==== Materials provided ====

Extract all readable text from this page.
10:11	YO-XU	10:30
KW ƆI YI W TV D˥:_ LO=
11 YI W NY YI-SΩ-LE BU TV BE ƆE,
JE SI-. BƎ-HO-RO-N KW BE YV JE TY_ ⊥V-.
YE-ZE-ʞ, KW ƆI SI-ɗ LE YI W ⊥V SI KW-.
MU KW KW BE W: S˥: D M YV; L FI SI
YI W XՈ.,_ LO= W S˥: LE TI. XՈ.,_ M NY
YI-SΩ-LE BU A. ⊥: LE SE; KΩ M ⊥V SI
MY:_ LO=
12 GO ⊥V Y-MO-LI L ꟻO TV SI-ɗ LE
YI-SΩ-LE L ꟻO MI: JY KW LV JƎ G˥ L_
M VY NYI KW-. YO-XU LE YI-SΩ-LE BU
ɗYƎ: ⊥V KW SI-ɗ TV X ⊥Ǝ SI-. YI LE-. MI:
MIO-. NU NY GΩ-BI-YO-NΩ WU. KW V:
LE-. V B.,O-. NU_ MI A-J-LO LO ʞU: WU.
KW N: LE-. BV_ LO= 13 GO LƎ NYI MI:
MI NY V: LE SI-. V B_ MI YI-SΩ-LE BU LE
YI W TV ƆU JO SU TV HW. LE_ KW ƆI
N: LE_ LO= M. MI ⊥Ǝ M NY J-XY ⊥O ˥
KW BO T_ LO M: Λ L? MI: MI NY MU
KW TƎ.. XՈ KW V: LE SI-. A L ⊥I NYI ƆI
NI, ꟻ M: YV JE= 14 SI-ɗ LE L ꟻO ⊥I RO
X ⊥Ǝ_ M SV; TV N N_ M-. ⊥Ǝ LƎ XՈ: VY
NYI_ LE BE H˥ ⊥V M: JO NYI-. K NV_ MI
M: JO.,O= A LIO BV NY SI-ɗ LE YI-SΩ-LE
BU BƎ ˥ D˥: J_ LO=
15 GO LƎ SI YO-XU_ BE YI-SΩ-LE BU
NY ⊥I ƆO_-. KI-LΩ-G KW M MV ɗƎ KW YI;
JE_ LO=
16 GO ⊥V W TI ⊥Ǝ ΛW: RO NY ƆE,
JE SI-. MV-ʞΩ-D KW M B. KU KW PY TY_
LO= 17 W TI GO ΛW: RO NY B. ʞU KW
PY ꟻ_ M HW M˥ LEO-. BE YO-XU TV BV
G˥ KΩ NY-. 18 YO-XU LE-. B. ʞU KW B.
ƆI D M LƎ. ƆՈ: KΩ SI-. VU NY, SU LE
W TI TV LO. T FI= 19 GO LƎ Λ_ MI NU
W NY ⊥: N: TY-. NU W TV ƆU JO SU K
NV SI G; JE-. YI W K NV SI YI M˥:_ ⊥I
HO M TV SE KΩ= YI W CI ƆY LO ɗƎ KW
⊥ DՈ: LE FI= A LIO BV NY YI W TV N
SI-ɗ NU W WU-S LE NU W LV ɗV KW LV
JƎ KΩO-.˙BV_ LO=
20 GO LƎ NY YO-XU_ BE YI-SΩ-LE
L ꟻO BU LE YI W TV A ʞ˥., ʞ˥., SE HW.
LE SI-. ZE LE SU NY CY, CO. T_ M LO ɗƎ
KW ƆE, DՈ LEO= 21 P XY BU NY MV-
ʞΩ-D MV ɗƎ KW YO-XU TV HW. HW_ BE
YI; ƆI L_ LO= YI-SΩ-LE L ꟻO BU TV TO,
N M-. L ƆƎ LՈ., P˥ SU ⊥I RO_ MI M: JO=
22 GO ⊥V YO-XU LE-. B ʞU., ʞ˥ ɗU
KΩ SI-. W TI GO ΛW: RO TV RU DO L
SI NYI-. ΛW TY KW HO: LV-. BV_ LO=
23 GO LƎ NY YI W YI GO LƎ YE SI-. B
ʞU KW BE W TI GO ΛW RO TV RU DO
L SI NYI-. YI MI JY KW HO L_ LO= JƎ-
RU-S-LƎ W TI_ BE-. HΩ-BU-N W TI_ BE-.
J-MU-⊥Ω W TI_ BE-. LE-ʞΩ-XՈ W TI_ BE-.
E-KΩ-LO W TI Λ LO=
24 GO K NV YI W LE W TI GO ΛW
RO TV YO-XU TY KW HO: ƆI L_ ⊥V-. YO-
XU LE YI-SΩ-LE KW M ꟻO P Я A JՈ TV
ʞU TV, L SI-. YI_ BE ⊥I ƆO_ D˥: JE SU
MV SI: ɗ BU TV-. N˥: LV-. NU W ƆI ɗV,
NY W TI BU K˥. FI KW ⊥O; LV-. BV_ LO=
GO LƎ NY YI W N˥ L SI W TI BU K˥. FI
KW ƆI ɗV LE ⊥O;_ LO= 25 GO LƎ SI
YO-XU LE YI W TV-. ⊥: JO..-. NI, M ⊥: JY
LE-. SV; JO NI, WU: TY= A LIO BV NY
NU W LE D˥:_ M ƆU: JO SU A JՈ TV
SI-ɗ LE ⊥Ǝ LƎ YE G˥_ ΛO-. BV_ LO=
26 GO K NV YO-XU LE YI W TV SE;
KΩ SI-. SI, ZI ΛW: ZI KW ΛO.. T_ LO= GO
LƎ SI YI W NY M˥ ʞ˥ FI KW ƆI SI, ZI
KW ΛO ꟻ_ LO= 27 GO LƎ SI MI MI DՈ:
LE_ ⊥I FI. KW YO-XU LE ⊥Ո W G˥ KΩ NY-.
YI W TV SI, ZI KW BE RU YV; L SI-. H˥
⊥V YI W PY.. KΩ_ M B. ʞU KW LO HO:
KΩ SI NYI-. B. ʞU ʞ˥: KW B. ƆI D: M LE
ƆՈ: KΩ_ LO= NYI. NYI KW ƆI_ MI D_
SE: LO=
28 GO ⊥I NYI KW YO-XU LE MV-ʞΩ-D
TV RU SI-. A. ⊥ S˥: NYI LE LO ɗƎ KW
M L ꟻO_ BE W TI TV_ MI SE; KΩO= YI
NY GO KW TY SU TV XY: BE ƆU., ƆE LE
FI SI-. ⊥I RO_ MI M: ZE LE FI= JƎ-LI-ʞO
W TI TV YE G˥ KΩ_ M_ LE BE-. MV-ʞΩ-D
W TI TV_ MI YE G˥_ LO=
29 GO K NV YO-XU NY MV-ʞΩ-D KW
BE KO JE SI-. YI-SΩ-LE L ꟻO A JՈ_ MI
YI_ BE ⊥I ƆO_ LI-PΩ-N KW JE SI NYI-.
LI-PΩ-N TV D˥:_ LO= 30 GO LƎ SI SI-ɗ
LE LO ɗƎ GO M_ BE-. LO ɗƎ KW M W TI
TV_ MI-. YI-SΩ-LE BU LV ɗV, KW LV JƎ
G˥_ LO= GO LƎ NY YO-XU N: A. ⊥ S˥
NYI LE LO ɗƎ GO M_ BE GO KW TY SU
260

====

What the task asks — Print out every record again, exactly and in full.

Response to this exercise —
Extract all readable text from this page.
10:11	YO-XU	10:30
KW ƆI YI W TV D˥:_ LO=
11 YI W NY YI-SΩ-LE BU TV BE ƆE,
JE SI-. BƎ-HO-RO-N KW BE YV JE TY_ ⊥V-.
YE-ZE-ʞ, KW ƆI SI-ɗ LE YI W ⊥V SI KW-.
MU KW KW BE W: S˥: D M YV; L FI SI
YI W XՈ.,_ LO= W S˥: LE TI. XՈ.,_ M NY
YI-SΩ-LE BU A. ⊥: LE SE; KΩ M ⊥V SI
MY:_ LO=
12 GO ⊥V Y-MO-LI L ꟻO TV SI-ɗ LE
YI-SΩ-LE L ꟻO MI: JY KW LV JƎ G˥ L_
M VY NYI KW-. YO-XU LE YI-SΩ-LE BU
ɗYƎ: ⊥V KW SI-ɗ TV X ⊥Ǝ SI-. YI LE-. MI:
MIO-. NU NY GΩ-BI-YO-NΩ WU. KW V:
LE-. V B.,O-. NU_ MI A-J-LO LO ʞU: WU.
KW N: LE-. BV_ LO= 13 GO LƎ NYI MI:
MI NY V: LE SI-. V B_ MI YI-SΩ-LE BU LE
YI W TV ƆU JO SU TV HW. LE_ KW ƆI
N: LE_ LO= M. MI ⊥Ǝ M NY J-XY ⊥O ˥
KW BO T_ LO M: Λ L? MI: MI NY MU
KW TƎ.. XՈ KW V: LE SI-. A L ⊥I NYI ƆI
NI, ꟻ M: YV JE= 14 SI-ɗ LE L ꟻO ⊥I RO
X ⊥Ǝ_ M SV; TV N N_ M-. ⊥Ǝ LƎ XՈ: VY
NYI_ LE BE H˥ ⊥V M: JO NYI-. K NV_ MI
M: JO.,O= A LIO BV NY SI-ɗ LE YI-SΩ-LE
BU BƎ ˥ D˥: J_ LO=
15 GO LƎ SI YO-XU_ BE YI-SΩ-LE BU
NY ⊥I ƆO_-. KI-LΩ-G KW M MV ɗƎ KW YI;
JE_ LO=
16 GO ⊥V W TI ⊥Ǝ ΛW: RO NY ƆE,
JE SI-. MV-ʞΩ-D KW M B. KU KW PY TY_
LO= 17 W TI GO ΛW: RO NY B. ʞU KW
PY ꟻ_ M HW M˥ LEO-. BE YO-XU TV BV
G˥ KΩ NY-. 18 YO-XU LE-. B. ʞU KW B.
ƆI D M LƎ. ƆՈ: KΩ SI-. VU NY, SU LE
W TI TV LO. T FI= 19 GO LƎ Λ_ MI NU
W NY ⊥: N: TY-. NU W TV ƆU JO SU K
NV SI G; JE-. YI W K NV SI YI M˥:_ ⊥I
HO M TV SE KΩ= YI W CI ƆY LO ɗƎ KW
⊥ DՈ: LE FI= A LIO BV NY YI W TV N
SI-ɗ NU W WU-S LE NU W LV ɗV KW LV
JƎ KΩO-.˙BV_ LO=
20 GO LƎ NY YO-XU_ BE YI-SΩ-LE
L ꟻO BU LE YI W TV A ʞ˥., ʞ˥., SE HW.
LE SI-. ZE LE SU NY CY, CO. T_ M LO ɗƎ
KW ƆE, DՈ LEO= 21 P XY BU NY MV-
ʞΩ-D MV ɗƎ KW YO-XU TV HW. HW_ BE
YI; ƆI L_ LO= YI-SΩ-LE L ꟻO BU TV TO,
N M-. L ƆƎ LՈ., P˥ SU ⊥I RO_ MI M: JO=
22 GO ⊥V YO-XU LE-. B ʞU., ʞ˥ ɗU
KΩ SI-. W TI GO ΛW: RO TV RU DO L
SI NYI-. ΛW TY KW HO: LV-. BV_ LO=
23 GO LƎ NY YI W YI GO LƎ YE SI-. B
ʞU KW BE W TI GO ΛW RO TV RU DO
L SI NYI-. YI MI JY KW HO L_ LO= JƎ-
RU-S-LƎ W TI_ BE-. HΩ-BU-N W TI_ BE-.
J-MU-⊥Ω W TI_ BE-. LE-ʞΩ-XՈ W TI_ BE-.
E-KΩ-LO W TI Λ LO=
24 GO K NV YI W LE W TI GO ΛW
RO TV YO-XU TY KW HO: ƆI L_ ⊥V-. YO-
XU LE YI-SΩ-LE KW M ꟻO P Я A JՈ TV
ʞU TV, L SI-. YI_ BE ⊥I ƆO_ D˥: JE SU
MV SI: ɗ BU TV-. N˥: LV-. NU W ƆI ɗV,
NY W TI BU K˥. FI KW ⊥O; LV-. BV_ LO=
GO LƎ NY YI W N˥ L SI W TI BU K˥. FI
KW ƆI ɗV LE ⊥O;_ LO= 25 GO LƎ SI
YO-XU LE YI W TV-. ⊥: JO..-. NI, M ⊥: JY
LE-. SV; JO NI, WU: TY= A LIO BV NY
NU W LE D˥:_ M ƆU: JO SU A JՈ TV
SI-ɗ LE ⊥Ǝ LƎ YE G˥_ ΛO-. BV_ LO=
26 GO K NV YO-XU LE YI W TV SE;
KΩ SI-. SI, ZI ΛW: ZI KW ΛO.. T_ LO= GO
LƎ SI YI W NY M˥ ʞ˥ FI KW ƆI SI, ZI
KW ΛO ꟻ_ LO= 27 GO LƎ SI MI MI DՈ:
LE_ ⊥I FI. KW YO-XU LE ⊥Ո W G˥ KΩ NY-.
YI W TV SI, ZI KW BE RU YV; L SI-. H˥
⊥V YI W PY.. KΩ_ M B. ʞU KW LO HO:
KΩ SI NYI-. B. ʞU ʞ˥: KW B. ƆI D: M LE
ƆՈ: KΩ_ LO= NYI. NYI KW ƆI_ MI D_
SE: LO=
28 GO ⊥I NYI KW YO-XU LE MV-ʞΩ-D
TV RU SI-. A. ⊥ S˥: NYI LE LO ɗƎ KW
M L ꟻO_ BE W TI TV_ MI SE; KΩO= YI
NY GO KW TY SU TV XY: BE ƆU., ƆE LE
FI SI-. ⊥I RO_ MI M: ZE LE FI= JƎ-LI-ʞO
W TI TV YE G˥ KΩ_ M_ LE BE-. MV-ʞΩ-D
W TI TV_ MI YE G˥_ LO=
29 GO K NV YO-XU NY MV-ʞΩ-D KW
BE KO JE SI-. YI-SΩ-LE L ꟻO A JՈ_ MI
YI_ BE ⊥I ƆO_ LI-PΩ-N KW JE SI NYI-.
LI-PΩ-N TV D˥:_ LO= 30 GO LƎ SI SI-ɗ
LE LO ɗƎ GO M_ BE-. LO ɗƎ KW M W TI
TV_ MI-. YI-SΩ-LE BU LV ɗV, KW LV JƎ
G˥_ LO= GO LƎ NY YO-XU N: A. ⊥ S˥
NYI LE LO ɗƎ GO M_ BE GO KW TY SU
260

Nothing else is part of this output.